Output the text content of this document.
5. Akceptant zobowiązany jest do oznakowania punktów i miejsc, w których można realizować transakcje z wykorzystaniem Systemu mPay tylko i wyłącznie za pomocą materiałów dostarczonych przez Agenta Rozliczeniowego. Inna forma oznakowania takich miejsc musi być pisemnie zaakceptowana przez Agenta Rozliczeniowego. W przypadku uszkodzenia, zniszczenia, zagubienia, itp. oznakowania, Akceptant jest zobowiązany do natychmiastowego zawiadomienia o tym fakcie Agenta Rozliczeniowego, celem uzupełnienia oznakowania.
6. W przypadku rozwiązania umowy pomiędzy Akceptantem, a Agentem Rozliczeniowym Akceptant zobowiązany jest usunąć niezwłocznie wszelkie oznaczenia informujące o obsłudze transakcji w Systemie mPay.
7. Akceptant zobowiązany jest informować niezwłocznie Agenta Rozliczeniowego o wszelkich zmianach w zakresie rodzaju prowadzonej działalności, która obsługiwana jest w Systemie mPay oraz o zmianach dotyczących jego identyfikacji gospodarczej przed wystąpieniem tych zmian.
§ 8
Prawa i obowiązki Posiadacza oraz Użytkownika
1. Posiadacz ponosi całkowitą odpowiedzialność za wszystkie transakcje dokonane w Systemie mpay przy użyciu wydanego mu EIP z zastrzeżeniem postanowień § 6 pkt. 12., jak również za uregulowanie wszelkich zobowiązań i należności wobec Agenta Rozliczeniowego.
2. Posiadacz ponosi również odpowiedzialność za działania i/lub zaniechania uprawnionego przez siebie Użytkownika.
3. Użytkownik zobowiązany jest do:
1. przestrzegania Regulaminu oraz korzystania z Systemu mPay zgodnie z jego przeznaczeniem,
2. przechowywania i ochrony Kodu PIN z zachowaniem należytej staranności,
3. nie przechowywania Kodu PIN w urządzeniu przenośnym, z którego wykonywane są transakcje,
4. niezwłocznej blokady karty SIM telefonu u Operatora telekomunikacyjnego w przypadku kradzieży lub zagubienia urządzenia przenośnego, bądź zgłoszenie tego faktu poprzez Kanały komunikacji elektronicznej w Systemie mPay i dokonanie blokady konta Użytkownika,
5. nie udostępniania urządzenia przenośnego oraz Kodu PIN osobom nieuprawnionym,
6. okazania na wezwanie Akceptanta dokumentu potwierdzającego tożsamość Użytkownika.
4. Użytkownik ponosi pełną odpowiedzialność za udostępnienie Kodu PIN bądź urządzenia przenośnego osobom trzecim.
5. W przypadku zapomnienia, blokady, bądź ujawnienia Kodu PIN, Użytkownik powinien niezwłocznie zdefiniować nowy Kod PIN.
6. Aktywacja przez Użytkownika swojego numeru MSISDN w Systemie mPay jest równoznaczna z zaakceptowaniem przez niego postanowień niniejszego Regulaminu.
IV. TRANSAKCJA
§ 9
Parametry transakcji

☆ ☆ ☆ ☆

Repeat each record in full; every line must match exactly.

▶ _Answer in full_:
Output the text content of this document.
5. Akceptant zobowiązany jest do oznakowania punktów i miejsc, w których można realizować transakcje z wykorzystaniem Systemu mPay tylko i wyłącznie za pomocą materiałów dostarczonych przez Agenta Rozliczeniowego. Inna forma oznakowania takich miejsc musi być pisemnie zaakceptowana przez Agenta Rozliczeniowego. W przypadku uszkodzenia, zniszczenia, zagubienia, itp. oznakowania, Akceptant jest zobowiązany do natychmiastowego zawiadomienia o tym fakcie Agenta Rozliczeniowego, celem uzupełnienia oznakowania.
6. W przypadku rozwiązania umowy pomiędzy Akceptantem, a Agentem Rozliczeniowym Akceptant zobowiązany jest usunąć niezwłocznie wszelkie oznaczenia informujące o obsłudze transakcji w Systemie mPay.
7. Akceptant zobowiązany jest informować niezwłocznie Agenta Rozliczeniowego o wszelkich zmianach w zakresie rodzaju prowadzonej działalności, która obsługiwana jest w Systemie mPay oraz o zmianach dotyczących jego identyfikacji gospodarczej przed wystąpieniem tych zmian.
§ 8
Prawa i obowiązki Posiadacza oraz Użytkownika
1. Posiadacz ponosi całkowitą odpowiedzialność za wszystkie transakcje dokonane w Systemie mpay przy użyciu wydanego mu EIP z zastrzeżeniem postanowień § 6 pkt. 12., jak również za uregulowanie wszelkich zobowiązań i należności wobec Agenta Rozliczeniowego.
2. Posiadacz ponosi również odpowiedzialność za działania i/lub zaniechania uprawnionego przez siebie Użytkownika.
3. Użytkownik zobowiązany jest do:
1. przestrzegania Regulaminu oraz korzystania z Systemu mPay zgodnie z jego przeznaczeniem,
2. przechowywania i ochrony Kodu PIN z zachowaniem należytej staranności,
3. nie przechowywania Kodu PIN w urządzeniu przenośnym, z którego wykonywane są transakcje,
4. niezwłocznej blokady karty SIM telefonu u Operatora telekomunikacyjnego w przypadku kradzieży lub zagubienia urządzenia przenośnego, bądź zgłoszenie tego faktu poprzez Kanały komunikacji elektronicznej w Systemie mPay i dokonanie blokady konta Użytkownika,
5. nie udostępniania urządzenia przenośnego oraz Kodu PIN osobom nieuprawnionym,
6. okazania na wezwanie Akceptanta dokumentu potwierdzającego tożsamość Użytkownika.
4. Użytkownik ponosi pełną odpowiedzialność za udostępnienie Kodu PIN bądź urządzenia przenośnego osobom trzecim.
5. W przypadku zapomnienia, blokady, bądź ujawnienia Kodu PIN, Użytkownik powinien niezwłocznie zdefiniować nowy Kod PIN.
6. Aktywacja przez Użytkownika swojego numeru MSISDN w Systemie mPay jest równoznaczna z zaakceptowaniem przez niego postanowień niniejszego Regulaminu.
IV. TRANSAKCJA
§ 9
Parametry transakcji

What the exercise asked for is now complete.